Write the records out again exactly, leaving no images in.

** begin THE INPUT **

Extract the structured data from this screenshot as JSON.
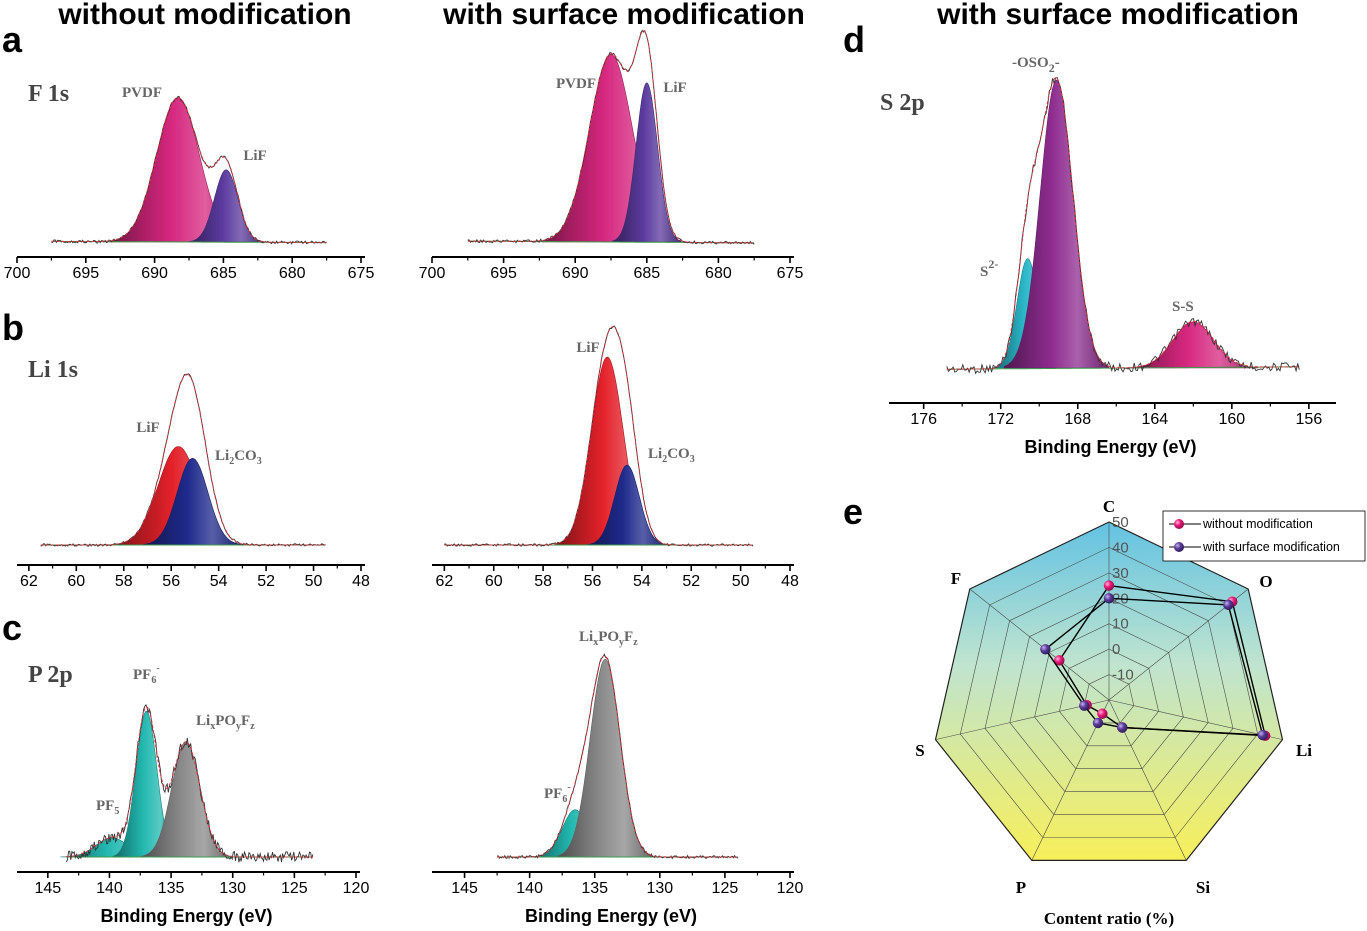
{
  "titles": {
    "left": "without modification",
    "middle": "with surface modification",
    "right": "with surface modification"
  },
  "panel_letters": [
    "a",
    "b",
    "c",
    "d",
    "e"
  ],
  "colors": {
    "pvdf": "#d6277f",
    "lif_fs": "#5b3a9e",
    "lif_li": "#e4212a",
    "li2co3": "#1f2a8c",
    "pf6": "#22b8b0",
    "lixpoyfz": "#8a8a8a",
    "pf5": "#22b8b0",
    "s2": "#2bb8c9",
    "oso2": "#8e2c8f",
    "ss": "#d6277f",
    "without": "#e8197a",
    "with": "#5a3b9a"
  },
  "chart_data": [
    {
      "id": "a-left",
      "type": "area",
      "element": "F 1s",
      "x_ticks": [
        700,
        695,
        690,
        685,
        680,
        675
      ],
      "xlim": [
        700,
        675
      ],
      "peaks": [
        {
          "label": "PVDF",
          "center": 688.3,
          "height": 0.76,
          "sigma": 1.55,
          "color_key": "pvdf"
        },
        {
          "label": "LiF",
          "center": 684.8,
          "height": 0.38,
          "sigma": 0.85,
          "color_key": "lif_fs"
        }
      ]
    },
    {
      "id": "a-right",
      "type": "area",
      "element": "",
      "x_ticks": [
        700,
        695,
        690,
        685,
        680,
        675
      ],
      "xlim": [
        700,
        675
      ],
      "peaks": [
        {
          "label": "PVDF",
          "center": 687.5,
          "height": 0.92,
          "sigma": 1.5,
          "color_key": "pvdf"
        },
        {
          "label": "LiF",
          "center": 685.0,
          "height": 0.78,
          "sigma": 0.75,
          "color_key": "lif_fs"
        }
      ]
    },
    {
      "id": "b-left",
      "type": "area",
      "element": "Li 1s",
      "x_ticks": [
        62,
        60,
        58,
        56,
        54,
        52,
        50,
        48
      ],
      "xlim": [
        62.5,
        48
      ],
      "peaks": [
        {
          "label": "LiF",
          "center": 55.7,
          "height": 0.5,
          "sigma": 0.85,
          "color_key": "lif_li"
        },
        {
          "label": "Li2CO3",
          "center": 55.1,
          "height": 0.44,
          "sigma": 0.65,
          "color_key": "li2co3"
        }
      ]
    },
    {
      "id": "b-right",
      "type": "area",
      "element": "",
      "x_ticks": [
        62,
        60,
        58,
        56,
        54,
        52,
        50,
        48
      ],
      "xlim": [
        62.5,
        48
      ],
      "peaks": [
        {
          "label": "LiF",
          "center": 55.4,
          "height": 0.8,
          "sigma": 0.65,
          "color_key": "lif_li"
        },
        {
          "label": "Li2CO3",
          "center": 54.6,
          "height": 0.34,
          "sigma": 0.5,
          "color_key": "li2co3"
        }
      ]
    },
    {
      "id": "c-left",
      "type": "area",
      "element": "P 2p",
      "x_ticks": [
        145,
        140,
        135,
        130,
        125,
        120
      ],
      "xlim": [
        147.5,
        120
      ],
      "xlabel": "Binding Energy (eV)",
      "peaks": [
        {
          "label": "PF5",
          "center": 139.8,
          "height": 0.1,
          "sigma": 1.3,
          "color_key": "pf5"
        },
        {
          "label": "PF6-",
          "center": 137.0,
          "height": 0.76,
          "sigma": 0.85,
          "color_key": "pf6"
        },
        {
          "label": "LixPOyFz",
          "center": 133.8,
          "height": 0.6,
          "sigma": 1.15,
          "color_key": "lixpoyfz"
        }
      ]
    },
    {
      "id": "c-right",
      "type": "area",
      "element": "",
      "x_ticks": [
        145,
        140,
        135,
        130,
        125,
        120
      ],
      "xlim": [
        147.5,
        120
      ],
      "xlabel": "Binding Energy (eV)",
      "peaks": [
        {
          "label": "PF6-",
          "center": 136.5,
          "height": 0.22,
          "sigma": 1.0,
          "color_key": "pf6"
        },
        {
          "label": "LixPOyFz",
          "center": 134.2,
          "height": 0.92,
          "sigma": 1.15,
          "color_key": "lixpoyfz"
        }
      ]
    },
    {
      "id": "d",
      "type": "area",
      "element": "S 2p",
      "x_ticks": [
        176,
        172,
        168,
        164,
        160,
        156
      ],
      "xlim": [
        177.8,
        154.8
      ],
      "xlabel": "Binding Energy (eV)",
      "peaks": [
        {
          "label": "S2-",
          "center": 170.6,
          "height": 0.38,
          "sigma": 0.55,
          "color_key": "s2"
        },
        {
          "label": "-OSO2-",
          "center": 169.1,
          "height": 1.0,
          "sigma": 0.85,
          "color_key": "oso2"
        },
        {
          "label": "S-S",
          "center": 162.0,
          "height": 0.16,
          "sigma": 1.05,
          "color_key": "ss"
        }
      ]
    },
    {
      "id": "e",
      "type": "radar",
      "categories": [
        "C",
        "O",
        "Li",
        "Si",
        "P",
        "S",
        "F"
      ],
      "r_ticks": [
        50,
        40,
        30,
        20,
        10,
        0,
        -10
      ],
      "r_range": [
        -20,
        50
      ],
      "xlabel": "Content ratio (%)",
      "series": [
        {
          "name": "without modification",
          "color_key": "without",
          "values": [
            25,
            42,
            43,
            -8,
            -14,
            -11,
            5
          ]
        },
        {
          "name": "with surface modification",
          "color_key": "with",
          "values": [
            20,
            40,
            42,
            -8,
            -10,
            -10,
            12
          ]
        }
      ]
    }
  ]
}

** end THE INPUT **

- **EXERCISE OUTPUT**
Extract the structured data from this screenshot as JSON.
{
  "titles": {
    "left": "without modification",
    "middle": "with surface modification",
    "right": "with surface modification"
  },
  "panel_letters": [
    "a",
    "b",
    "c",
    "d",
    "e"
  ],
  "colors": {
    "pvdf": "#d6277f",
    "lif_fs": "#5b3a9e",
    "lif_li": "#e4212a",
    "li2co3": "#1f2a8c",
    "pf6": "#22b8b0",
    "lixpoyfz": "#8a8a8a",
    "pf5": "#22b8b0",
    "s2": "#2bb8c9",
    "oso2": "#8e2c8f",
    "ss": "#d6277f",
    "without": "#e8197a",
    "with": "#5a3b9a"
  },
  "chart_data": [
    {
      "id": "a-left",
      "type": "area",
      "element": "F 1s",
      "x_ticks": [
        700,
        695,
        690,
        685,
        680,
        675
      ],
      "xlim": [
        700,
        675
      ],
      "peaks": [
        {
          "label": "PVDF",
          "center": 688.3,
          "height": 0.76,
          "sigma": 1.55,
          "color_key": "pvdf"
        },
        {
          "label": "LiF",
          "center": 684.8,
          "height": 0.38,
          "sigma": 0.85,
          "color_key": "lif_fs"
        }
      ]
    },
    {
      "id": "a-right",
      "type": "area",
      "element": "",
      "x_ticks": [
        700,
        695,
        690,
        685,
        680,
        675
      ],
      "xlim": [
        700,
        675
      ],
      "peaks": [
        {
          "label": "PVDF",
          "center": 687.5,
          "height": 0.92,
          "sigma": 1.5,
          "color_key": "pvdf"
        },
        {
          "label": "LiF",
          "center": 685.0,
          "height": 0.78,
          "sigma": 0.75,
          "color_key": "lif_fs"
        }
      ]
    },
    {
      "id": "b-left",
      "type": "area",
      "element": "Li 1s",
      "x_ticks": [
        62,
        60,
        58,
        56,
        54,
        52,
        50,
        48
      ],
      "xlim": [
        62.5,
        48
      ],
      "peaks": [
        {
          "label": "LiF",
          "center": 55.7,
          "height": 0.5,
          "sigma": 0.85,
          "color_key": "lif_li"
        },
        {
          "label": "Li2CO3",
          "center": 55.1,
          "height": 0.44,
          "sigma": 0.65,
          "color_key": "li2co3"
        }
      ]
    },
    {
      "id": "b-right",
      "type": "area",
      "element": "",
      "x_ticks": [
        62,
        60,
        58,
        56,
        54,
        52,
        50,
        48
      ],
      "xlim": [
        62.5,
        48
      ],
      "peaks": [
        {
          "label": "LiF",
          "center": 55.4,
          "height": 0.8,
          "sigma": 0.65,
          "color_key": "lif_li"
        },
        {
          "label": "Li2CO3",
          "center": 54.6,
          "height": 0.34,
          "sigma": 0.5,
          "color_key": "li2co3"
        }
      ]
    },
    {
      "id": "c-left",
      "type": "area",
      "element": "P 2p",
      "x_ticks": [
        145,
        140,
        135,
        130,
        125,
        120
      ],
      "xlim": [
        147.5,
        120
      ],
      "xlabel": "Binding Energy (eV)",
      "peaks": [
        {
          "label": "PF5",
          "center": 139.8,
          "height": 0.1,
          "sigma": 1.3,
          "color_key": "pf5"
        },
        {
          "label": "PF6-",
          "center": 137.0,
          "height": 0.76,
          "sigma": 0.85,
          "color_key": "pf6"
        },
        {
          "label": "LixPOyFz",
          "center": 133.8,
          "height": 0.6,
          "sigma": 1.15,
          "color_key": "lixpoyfz"
        }
      ]
    },
    {
      "id": "c-right",
      "type": "area",
      "element": "",
      "x_ticks": [
        145,
        140,
        135,
        130,
        125,
        120
      ],
      "xlim": [
        147.5,
        120
      ],
      "xlabel": "Binding Energy (eV)",
      "peaks": [
        {
          "label": "PF6-",
          "center": 136.5,
          "height": 0.22,
          "sigma": 1.0,
          "color_key": "pf6"
        },
        {
          "label": "LixPOyFz",
          "center": 134.2,
          "height": 0.92,
          "sigma": 1.15,
          "color_key": "lixpoyfz"
        }
      ]
    },
    {
      "id": "d",
      "type": "area",
      "element": "S 2p",
      "x_ticks": [
        176,
        172,
        168,
        164,
        160,
        156
      ],
      "xlim": [
        177.8,
        154.8
      ],
      "xlabel": "Binding Energy (eV)",
      "peaks": [
        {
          "label": "S2-",
          "center": 170.6,
          "height": 0.38,
          "sigma": 0.55,
          "color_key": "s2"
        },
        {
          "label": "-OSO2-",
          "center": 169.1,
          "height": 1.0,
          "sigma": 0.85,
          "color_key": "oso2"
        },
        {
          "label": "S-S",
          "center": 162.0,
          "height": 0.16,
          "sigma": 1.05,
          "color_key": "ss"
        }
      ]
    },
    {
      "id": "e",
      "type": "radar",
      "categories": [
        "C",
        "O",
        "Li",
        "Si",
        "P",
        "S",
        "F"
      ],
      "r_ticks": [
        50,
        40,
        30,
        20,
        10,
        0,
        -10
      ],
      "r_range": [
        -20,
        50
      ],
      "xlabel": "Content ratio (%)",
      "series": [
        {
          "name": "without modification",
          "color_key": "without",
          "values": [
            25,
            42,
            43,
            -8,
            -14,
            -11,
            5
          ]
        },
        {
          "name": "with surface modification",
          "color_key": "with",
          "values": [
            20,
            40,
            42,
            -8,
            -10,
            -10,
            12
          ]
        }
      ]
    }
  ]
}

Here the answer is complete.